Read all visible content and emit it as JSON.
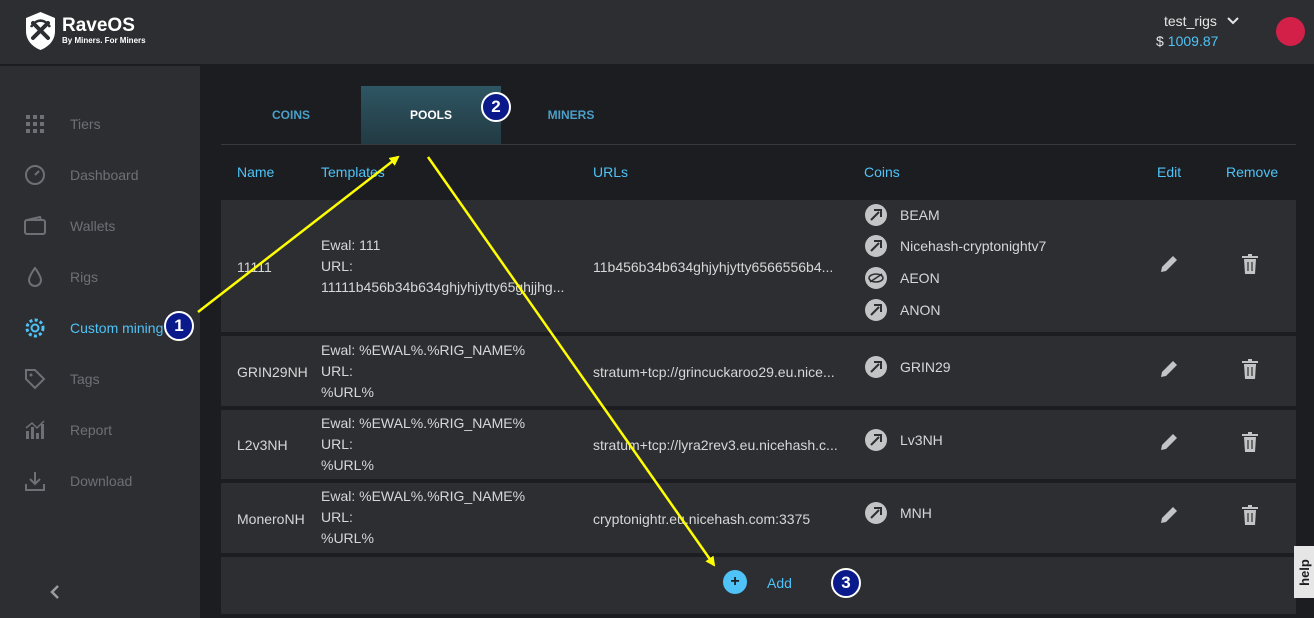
{
  "brand": {
    "name": "RaveOS",
    "tagline": "By Miners. For Miners"
  },
  "account": {
    "name": "test_rigs",
    "currency": "$",
    "balance": "1009.87"
  },
  "sidebar": {
    "items": [
      {
        "label": "Tiers",
        "icon": "grid-icon"
      },
      {
        "label": "Dashboard",
        "icon": "gauge-icon"
      },
      {
        "label": "Wallets",
        "icon": "wallet-icon"
      },
      {
        "label": "Rigs",
        "icon": "drop-icon"
      },
      {
        "label": "Custom mining",
        "icon": "gear-icon",
        "active": true
      },
      {
        "label": "Tags",
        "icon": "tag-icon"
      },
      {
        "label": "Report",
        "icon": "chart-icon"
      },
      {
        "label": "Download",
        "icon": "download-icon"
      }
    ]
  },
  "tabs": [
    {
      "label": "COINS"
    },
    {
      "label": "POOLS",
      "active": true
    },
    {
      "label": "MINERS"
    }
  ],
  "table": {
    "headers": {
      "name": "Name",
      "templates": "Templates",
      "urls": "URLs",
      "coins": "Coins",
      "edit": "Edit",
      "remove": "Remove"
    },
    "rows": [
      {
        "name": "11111",
        "template_lines": [
          "Ewal: 111",
          "URL:",
          "11111b456b34b634ghjyhjytty65ghjjhg..."
        ],
        "url": "11b456b34b634ghjyhjytty6566556b4...",
        "coins": [
          {
            "name": "BEAM",
            "icon": "pickaxe-icon"
          },
          {
            "name": "Nicehash-cryptonightv7",
            "icon": "pickaxe-icon"
          },
          {
            "name": "AEON",
            "icon": "aeon-icon"
          },
          {
            "name": "ANON",
            "icon": "pickaxe-icon"
          }
        ]
      },
      {
        "name": "GRIN29NH",
        "template_lines": [
          "Ewal: %EWAL%.%RIG_NAME%",
          "URL:",
          "%URL%"
        ],
        "url": "stratum+tcp://grincuckaroo29.eu.nice...",
        "coins": [
          {
            "name": "GRIN29",
            "icon": "pickaxe-icon"
          }
        ]
      },
      {
        "name": "L2v3NH",
        "template_lines": [
          "Ewal: %EWAL%.%RIG_NAME%",
          "URL:",
          "%URL%"
        ],
        "url": "stratum+tcp://lyra2rev3.eu.nicehash.c...",
        "coins": [
          {
            "name": "Lv3NH",
            "icon": "pickaxe-icon"
          }
        ]
      },
      {
        "name": "MoneroNH",
        "template_lines": [
          "Ewal: %EWAL%.%RIG_NAME%",
          "URL:",
          "%URL%"
        ],
        "url": "cryptonightr.eu.nicehash.com:3375",
        "coins": [
          {
            "name": "MNH",
            "icon": "pickaxe-icon"
          }
        ]
      }
    ]
  },
  "add": {
    "label": "Add",
    "icon": "plus-icon"
  },
  "help": {
    "label": "help"
  },
  "annotations": [
    {
      "label": "1"
    },
    {
      "label": "2"
    },
    {
      "label": "3"
    }
  ],
  "colors": {
    "accent": "#4fc3f7",
    "panel": "#2d2e31",
    "background": "#1c1d20",
    "avatar": "#d32049",
    "annotation_arrow": "#ffff00",
    "annotation_marker": "#0a1a8a"
  }
}
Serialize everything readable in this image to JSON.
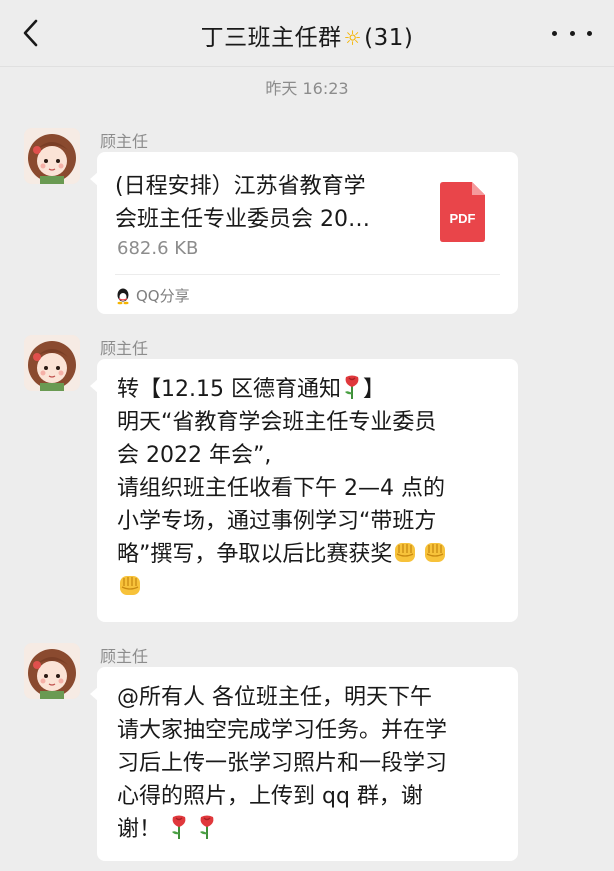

OBJECTIVE: Using the material above, return every line exactly as it appears, minus the pictures.

FINAL ANSWER:
Read all visible content and emit it as JSON.
{
  "brand": {
    "name": "RaveOS",
    "tagline": "By Miners. For Miners"
  },
  "account": {
    "name": "test_rigs",
    "currency": "$",
    "balance": "1009.87"
  },
  "sidebar": {
    "items": [
      {
        "label": "Tiers",
        "icon": "grid-icon"
      },
      {
        "label": "Dashboard",
        "icon": "gauge-icon"
      },
      {
        "label": "Wallets",
        "icon": "wallet-icon"
      },
      {
        "label": "Rigs",
        "icon": "drop-icon"
      },
      {
        "label": "Custom mining",
        "icon": "gear-icon",
        "active": true
      },
      {
        "label": "Tags",
        "icon": "tag-icon"
      },
      {
        "label": "Report",
        "icon": "chart-icon"
      },
      {
        "label": "Download",
        "icon": "download-icon"
      }
    ]
  },
  "tabs": [
    {
      "label": "COINS"
    },
    {
      "label": "POOLS",
      "active": true
    },
    {
      "label": "MINERS"
    }
  ],
  "table": {
    "headers": {
      "name": "Name",
      "templates": "Templates",
      "urls": "URLs",
      "coins": "Coins",
      "edit": "Edit",
      "remove": "Remove"
    },
    "rows": [
      {
        "name": "11111",
        "template_lines": [
          "Ewal: 111",
          "URL:",
          "11111b456b34b634ghjyhjytty65ghjjhg..."
        ],
        "url": "11b456b34b634ghjyhjytty6566556b4...",
        "coins": [
          {
            "name": "BEAM",
            "icon": "pickaxe-icon"
          },
          {
            "name": "Nicehash-cryptonightv7",
            "icon": "pickaxe-icon"
          },
          {
            "name": "AEON",
            "icon": "aeon-icon"
          },
          {
            "name": "ANON",
            "icon": "pickaxe-icon"
          }
        ]
      },
      {
        "name": "GRIN29NH",
        "template_lines": [
          "Ewal: %EWAL%.%RIG_NAME%",
          "URL:",
          "%URL%"
        ],
        "url": "stratum+tcp://grincuckaroo29.eu.nice...",
        "coins": [
          {
            "name": "GRIN29",
            "icon": "pickaxe-icon"
          }
        ]
      },
      {
        "name": "L2v3NH",
        "template_lines": [
          "Ewal: %EWAL%.%RIG_NAME%",
          "URL:",
          "%URL%"
        ],
        "url": "stratum+tcp://lyra2rev3.eu.nicehash.c...",
        "coins": [
          {
            "name": "Lv3NH",
            "icon": "pickaxe-icon"
          }
        ]
      },
      {
        "name": "MoneroNH",
        "template_lines": [
          "Ewal: %EWAL%.%RIG_NAME%",
          "URL:",
          "%URL%"
        ],
        "url": "cryptonightr.eu.nicehash.com:3375",
        "coins": [
          {
            "name": "MNH",
            "icon": "pickaxe-icon"
          }
        ]
      }
    ]
  },
  "add": {
    "label": "Add",
    "icon": "plus-icon"
  },
  "help": {
    "label": "help"
  },
  "annotations": [
    {
      "label": "1"
    },
    {
      "label": "2"
    },
    {
      "label": "3"
    }
  ],
  "colors": {
    "accent": "#4fc3f7",
    "panel": "#2d2e31",
    "background": "#1c1d20",
    "avatar": "#d32049",
    "annotation_arrow": "#ffff00",
    "annotation_marker": "#0a1a8a"
  }
}
Serialize everything readable in this image to JSON.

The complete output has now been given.